**Textauszug:**
--------------------------------------------------

A U F S A T Z
ÜBER
DIE GRUND-SÄTZE DER MIRANDOLANISCHEN KUNST
Zuerst
stellt sich die dringende Frage:
WORÜBER WERDEN WIR UNS JETZT EINIGEN, ÜBER WELCHE GRAMMATIK
DIE FÜR UNS EINE UND DIE SELBE BEDEUTUNG DER WÖRTER
SICHERN WIRD, DEN SELBEN SINN?
Diese Frage können wir – SIE UND ICH, bzw. kunstinteressiertes
Publikum und Künstler– nicht unbeantwortet lassen.
Sollen wir vielleicht versuchen sie mit einer anderen Frage zu
beantworten? Oder mit einer Reihe von Fragen:
Kann man ein Werk verstehen ohne auf hinweisende Definitionen
Bezug zu nehmen?
Darf man Regeln aufstellen die den Gebrauch eines Werkes regulieren?
Sollte man ein Werk der bildenden Kunst mit einer sprachlichen
Aussage vergleichen?

--------------------------------------------------

(Einige Zeilen)

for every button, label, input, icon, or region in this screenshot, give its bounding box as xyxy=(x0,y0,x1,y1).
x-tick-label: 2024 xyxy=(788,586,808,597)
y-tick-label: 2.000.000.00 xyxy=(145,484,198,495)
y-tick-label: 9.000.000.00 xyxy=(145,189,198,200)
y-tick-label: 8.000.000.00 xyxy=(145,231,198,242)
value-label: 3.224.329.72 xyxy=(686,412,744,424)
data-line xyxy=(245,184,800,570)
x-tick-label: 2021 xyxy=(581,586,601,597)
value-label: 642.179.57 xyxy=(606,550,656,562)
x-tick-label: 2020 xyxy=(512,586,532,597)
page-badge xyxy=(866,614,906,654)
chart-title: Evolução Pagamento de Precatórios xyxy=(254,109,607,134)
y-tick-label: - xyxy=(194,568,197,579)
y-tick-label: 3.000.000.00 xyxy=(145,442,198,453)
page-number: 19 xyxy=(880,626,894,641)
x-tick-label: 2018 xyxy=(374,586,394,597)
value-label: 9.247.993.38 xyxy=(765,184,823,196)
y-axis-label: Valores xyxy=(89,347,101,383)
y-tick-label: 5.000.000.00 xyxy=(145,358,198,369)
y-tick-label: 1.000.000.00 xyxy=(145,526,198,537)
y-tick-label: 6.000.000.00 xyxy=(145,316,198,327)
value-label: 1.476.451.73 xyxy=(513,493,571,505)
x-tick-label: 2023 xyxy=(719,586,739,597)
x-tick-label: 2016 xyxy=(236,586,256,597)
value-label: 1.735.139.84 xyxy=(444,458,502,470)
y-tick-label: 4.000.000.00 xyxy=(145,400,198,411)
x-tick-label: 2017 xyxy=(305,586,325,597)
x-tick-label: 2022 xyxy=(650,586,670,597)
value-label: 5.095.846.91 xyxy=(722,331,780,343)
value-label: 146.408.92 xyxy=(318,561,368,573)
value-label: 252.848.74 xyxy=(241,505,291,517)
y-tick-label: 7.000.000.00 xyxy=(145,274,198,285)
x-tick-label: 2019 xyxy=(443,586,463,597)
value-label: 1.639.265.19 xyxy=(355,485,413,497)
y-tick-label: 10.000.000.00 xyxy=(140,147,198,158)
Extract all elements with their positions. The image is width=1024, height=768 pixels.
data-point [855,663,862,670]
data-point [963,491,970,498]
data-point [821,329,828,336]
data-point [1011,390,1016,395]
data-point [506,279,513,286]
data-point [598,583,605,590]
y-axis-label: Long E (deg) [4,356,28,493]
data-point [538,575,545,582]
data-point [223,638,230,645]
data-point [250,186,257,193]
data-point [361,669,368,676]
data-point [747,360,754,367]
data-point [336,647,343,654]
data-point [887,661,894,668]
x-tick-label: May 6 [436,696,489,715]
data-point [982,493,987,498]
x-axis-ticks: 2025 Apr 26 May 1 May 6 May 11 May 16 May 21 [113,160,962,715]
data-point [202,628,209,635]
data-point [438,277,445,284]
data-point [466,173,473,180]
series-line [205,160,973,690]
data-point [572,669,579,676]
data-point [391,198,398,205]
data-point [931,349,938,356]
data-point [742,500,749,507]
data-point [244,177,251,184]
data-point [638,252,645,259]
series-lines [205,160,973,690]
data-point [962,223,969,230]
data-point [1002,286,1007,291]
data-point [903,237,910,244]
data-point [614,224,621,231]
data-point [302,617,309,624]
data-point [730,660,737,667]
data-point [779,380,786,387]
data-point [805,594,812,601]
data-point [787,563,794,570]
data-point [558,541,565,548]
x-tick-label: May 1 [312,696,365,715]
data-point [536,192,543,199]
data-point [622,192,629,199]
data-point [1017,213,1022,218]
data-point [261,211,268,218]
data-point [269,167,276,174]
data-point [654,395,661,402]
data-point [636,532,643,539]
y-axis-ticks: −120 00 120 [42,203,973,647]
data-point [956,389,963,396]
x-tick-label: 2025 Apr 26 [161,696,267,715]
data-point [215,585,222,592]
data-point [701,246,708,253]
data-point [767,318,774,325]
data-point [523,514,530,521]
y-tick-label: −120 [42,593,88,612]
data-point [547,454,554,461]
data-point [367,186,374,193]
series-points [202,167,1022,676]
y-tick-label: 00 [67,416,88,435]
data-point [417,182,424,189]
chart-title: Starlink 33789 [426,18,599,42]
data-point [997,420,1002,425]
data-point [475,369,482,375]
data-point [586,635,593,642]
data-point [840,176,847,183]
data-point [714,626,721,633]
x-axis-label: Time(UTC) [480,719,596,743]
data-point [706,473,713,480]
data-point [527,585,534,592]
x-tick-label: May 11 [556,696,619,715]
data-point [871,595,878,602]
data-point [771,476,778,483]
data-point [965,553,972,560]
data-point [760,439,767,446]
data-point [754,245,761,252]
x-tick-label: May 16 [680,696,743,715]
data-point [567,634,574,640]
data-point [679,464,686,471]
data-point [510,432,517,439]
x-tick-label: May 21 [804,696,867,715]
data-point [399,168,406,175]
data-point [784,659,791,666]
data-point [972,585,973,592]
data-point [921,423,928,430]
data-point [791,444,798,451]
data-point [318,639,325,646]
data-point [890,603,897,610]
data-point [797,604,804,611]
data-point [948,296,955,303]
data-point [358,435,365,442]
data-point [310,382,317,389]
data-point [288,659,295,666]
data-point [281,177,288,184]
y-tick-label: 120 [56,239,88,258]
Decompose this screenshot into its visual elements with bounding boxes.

--------------------------------------------------

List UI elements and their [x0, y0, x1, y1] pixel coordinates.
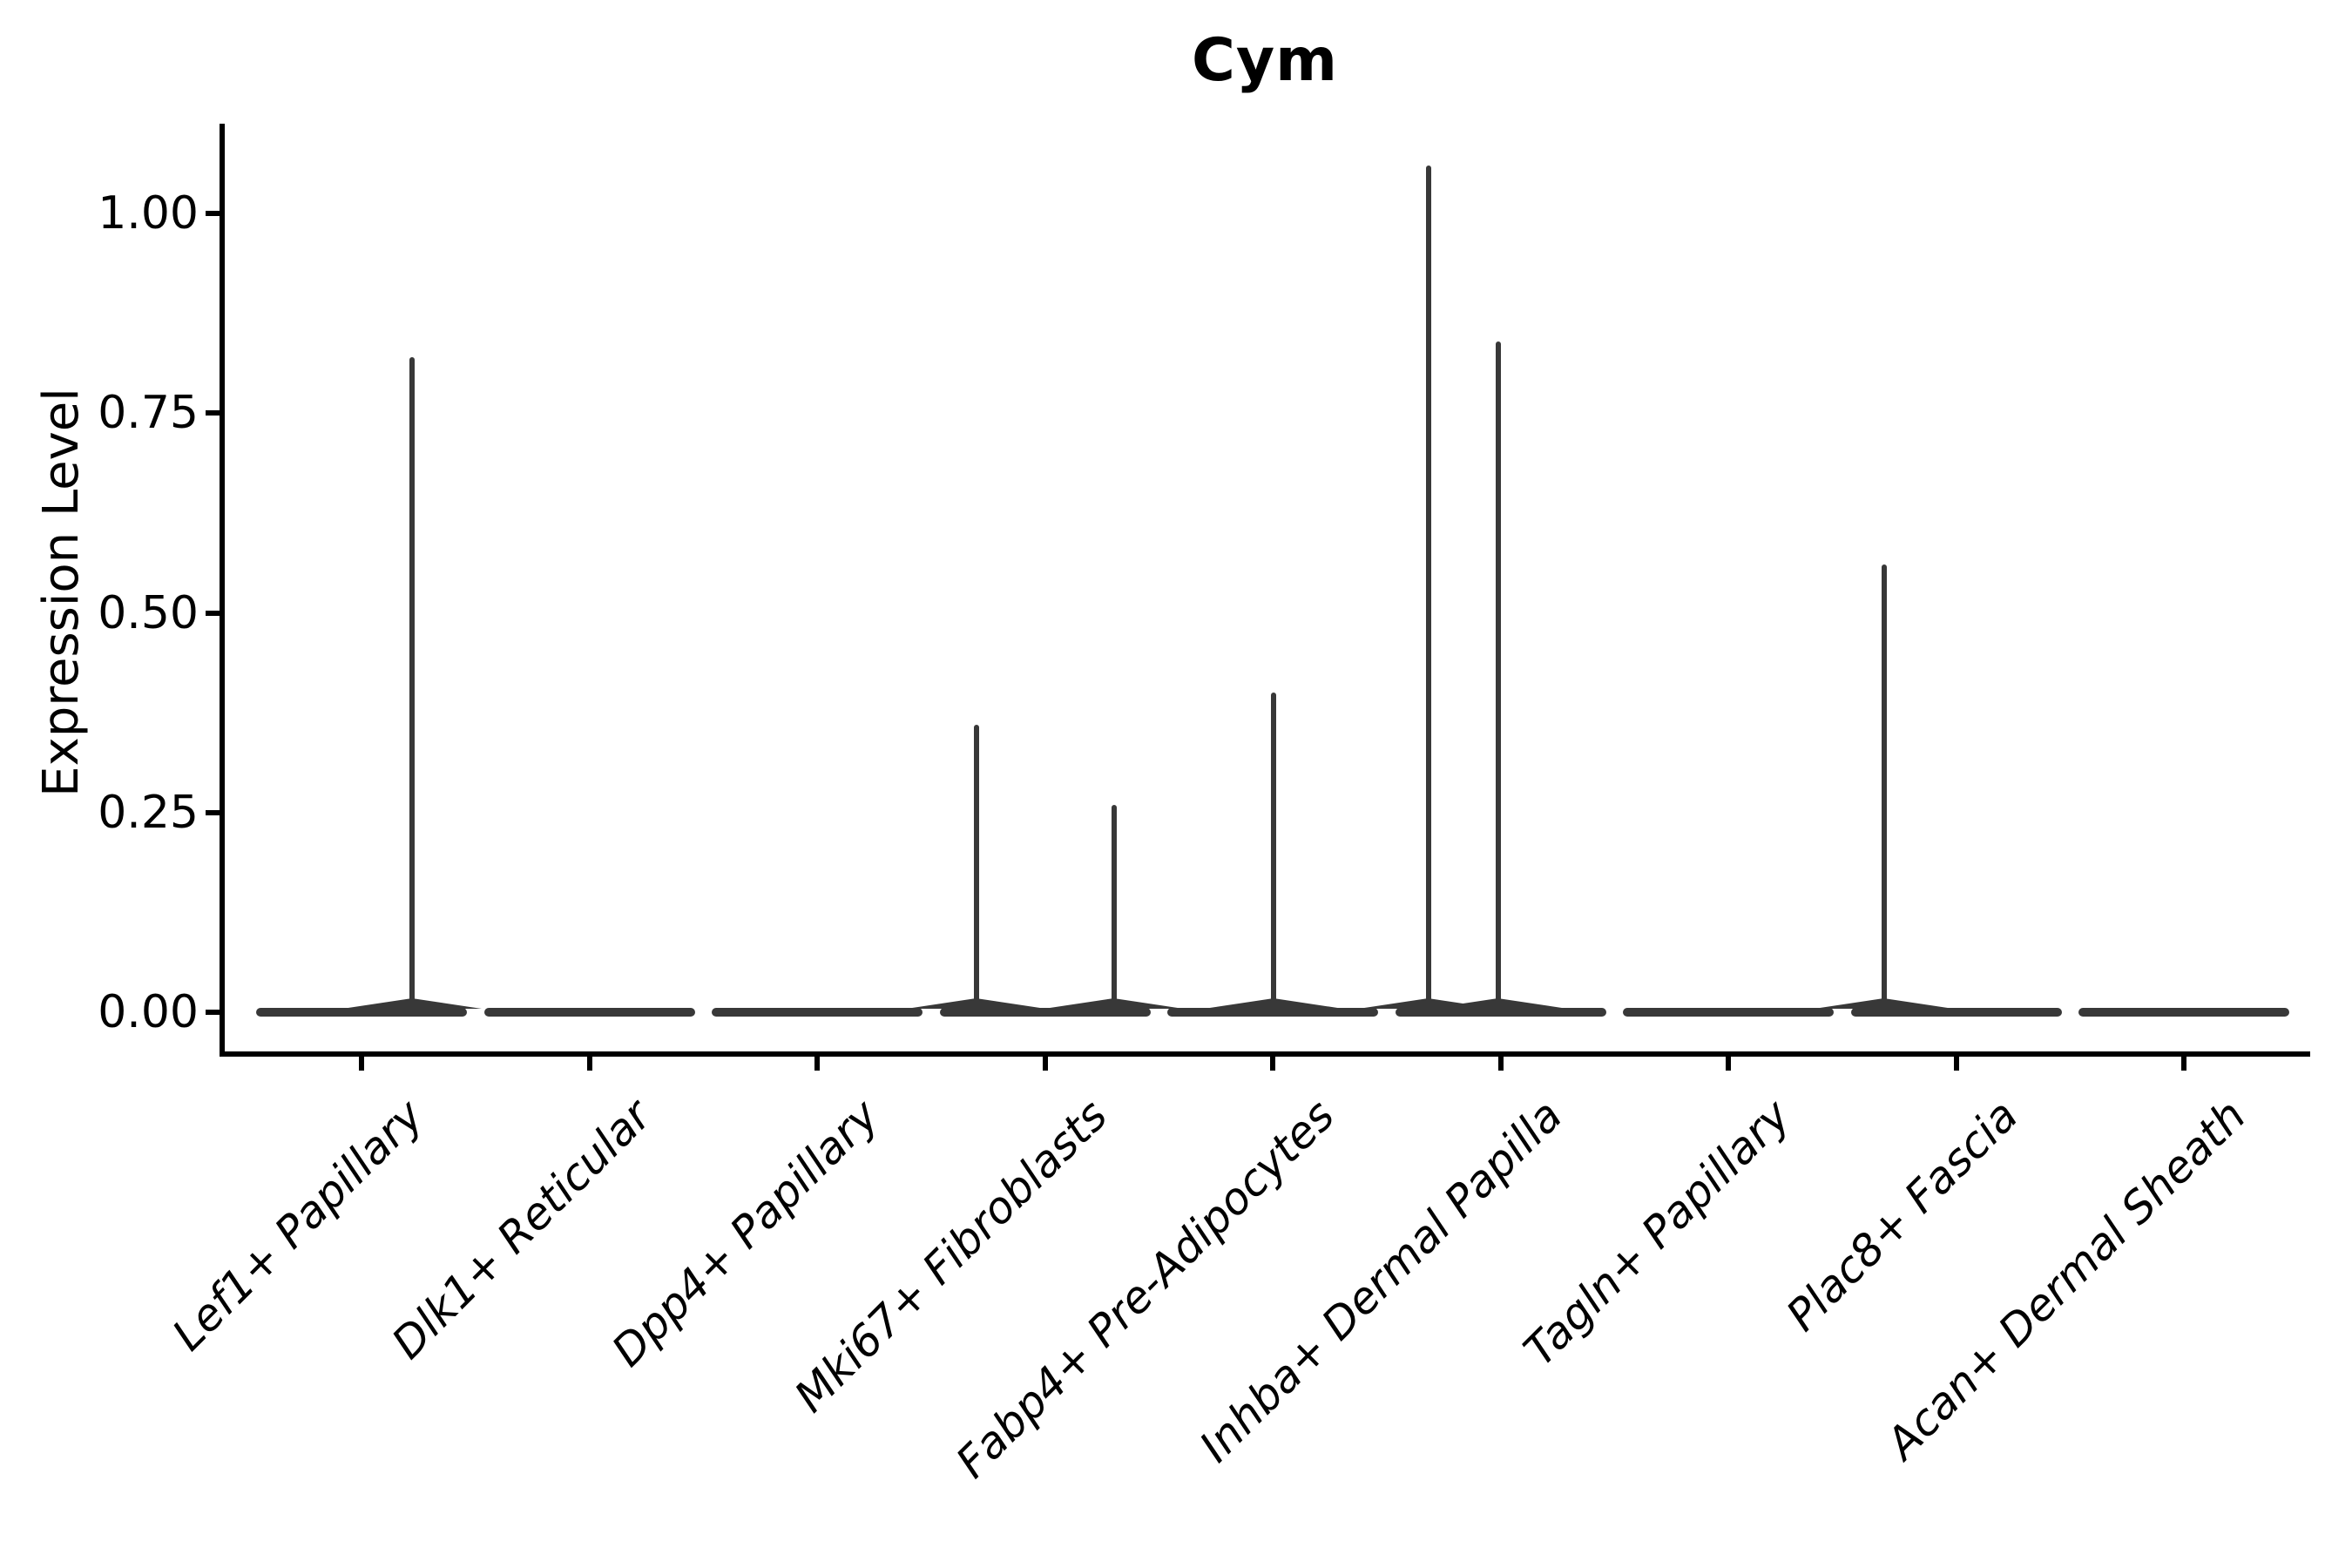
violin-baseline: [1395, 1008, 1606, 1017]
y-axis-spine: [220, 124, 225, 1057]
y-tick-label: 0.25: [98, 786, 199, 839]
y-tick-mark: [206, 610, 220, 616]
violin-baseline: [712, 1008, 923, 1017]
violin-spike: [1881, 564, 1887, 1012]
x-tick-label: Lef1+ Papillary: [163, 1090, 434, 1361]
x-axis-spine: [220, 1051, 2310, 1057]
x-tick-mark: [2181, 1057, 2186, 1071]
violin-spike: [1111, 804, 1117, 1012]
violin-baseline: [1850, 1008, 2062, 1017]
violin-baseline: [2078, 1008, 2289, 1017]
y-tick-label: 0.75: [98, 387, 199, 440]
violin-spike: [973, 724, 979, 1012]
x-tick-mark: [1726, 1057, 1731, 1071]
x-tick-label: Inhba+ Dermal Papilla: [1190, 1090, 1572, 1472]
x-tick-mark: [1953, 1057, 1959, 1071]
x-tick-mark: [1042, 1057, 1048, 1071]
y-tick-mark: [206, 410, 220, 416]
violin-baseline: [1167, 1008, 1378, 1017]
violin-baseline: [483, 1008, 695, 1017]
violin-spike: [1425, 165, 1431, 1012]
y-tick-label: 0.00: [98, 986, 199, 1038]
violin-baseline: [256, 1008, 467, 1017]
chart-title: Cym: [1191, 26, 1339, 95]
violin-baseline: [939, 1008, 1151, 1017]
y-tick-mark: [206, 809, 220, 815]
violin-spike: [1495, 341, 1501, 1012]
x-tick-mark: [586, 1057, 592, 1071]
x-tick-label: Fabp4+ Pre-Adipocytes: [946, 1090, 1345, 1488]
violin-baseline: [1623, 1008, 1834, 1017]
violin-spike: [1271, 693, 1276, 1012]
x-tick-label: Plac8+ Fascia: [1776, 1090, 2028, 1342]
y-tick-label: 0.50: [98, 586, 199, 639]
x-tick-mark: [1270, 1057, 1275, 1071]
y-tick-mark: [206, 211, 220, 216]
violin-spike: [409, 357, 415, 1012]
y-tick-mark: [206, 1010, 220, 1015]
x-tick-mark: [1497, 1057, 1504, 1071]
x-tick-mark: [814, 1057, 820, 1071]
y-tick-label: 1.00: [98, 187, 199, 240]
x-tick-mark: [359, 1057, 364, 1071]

--------------------------------------------------

**Aufgaben:**
1: Schreibe im Aufsatz über die mirandolanische Kunst den Abschnitt von „Sollen wir vielleicht“ bis „Bezug zu nehmen?“ neu und ersetze dabei „hinweisende Definitionen“ durch „sprachliche Erklärungen“.
2: Führe den Aufsatz über die mirandolanische Kunst im Anschluss an seinen letzten Satz weiter.
Die Zeilen stammen aus einer anderen Quelle als der Aufsatz.

**Lösungen:**
1:
Sollen wir vielleicht versuchen sie mit einer anderen Frage zu
beantworten? Oder mit einer Reihe von Fragen:
Kann man ein Werk verstehen ohne auf sprachliche Erklärungen
Bezug zu nehmen?

2:
Ich
versuche auch eine andere, metaphorische, Antwort zu geben:
MIRANDOLA war der/die/das Schlüssel-Begriff/Vision/Wort zur
Kunst meines MEISTERS
Realistisch betrachtet ist das der Name einer Stadt in Italien,
in der Po-ebene, der Geburtsort des Humanisten Giovanni Pico della
Mirandola. Er betrachtete es aber SYMBOLISCH, als eine Welt die
von SAPIENZA POETICA-dichterische Weißheit „erschaffen
worden sein wird“. Der Künstler in seiner Auffassung
war ein Archäologe der TERRA INCOGNITA. Er betrachtete sich
als mirandolanischer Künstler, also SISNAV. Suchen Sie aber
dieses Wort nicht, Sie werden es in keinem Lexikon finden. Es
ist ein erfundenes Wort. Über Mirandola gibt es keine Lexika.
Ich glaube dass SISNAV soviel wie Begleiter bedeutet, einer, der
die anderen zum Träumen oder zum EIN-BILDEN bringt, einer,
der das Gesetz der Einbahnstraße verletzt; einer der zurückkehrt.
Ich konnte die genaue Bedeutung davon nie erfahren. Er war „der
Pilger zum Brongsiwan“ – ein anderer Name für
Mirandola.
Als es noch weiße Flecken auf unseren Weltkarten gab, befand
sich Mirandola – laut seiner individuellen Mythologie –
im Pazifischen Ozean, weswegen er sie auch pazifische Atlantida
nannte. Dann verschwand sie allmählich, endgültig irgendwann
um das Jahr 1714. Ihr heutiger Platz ist unmöglich –
in horizontaler Suche – zu bestimmen.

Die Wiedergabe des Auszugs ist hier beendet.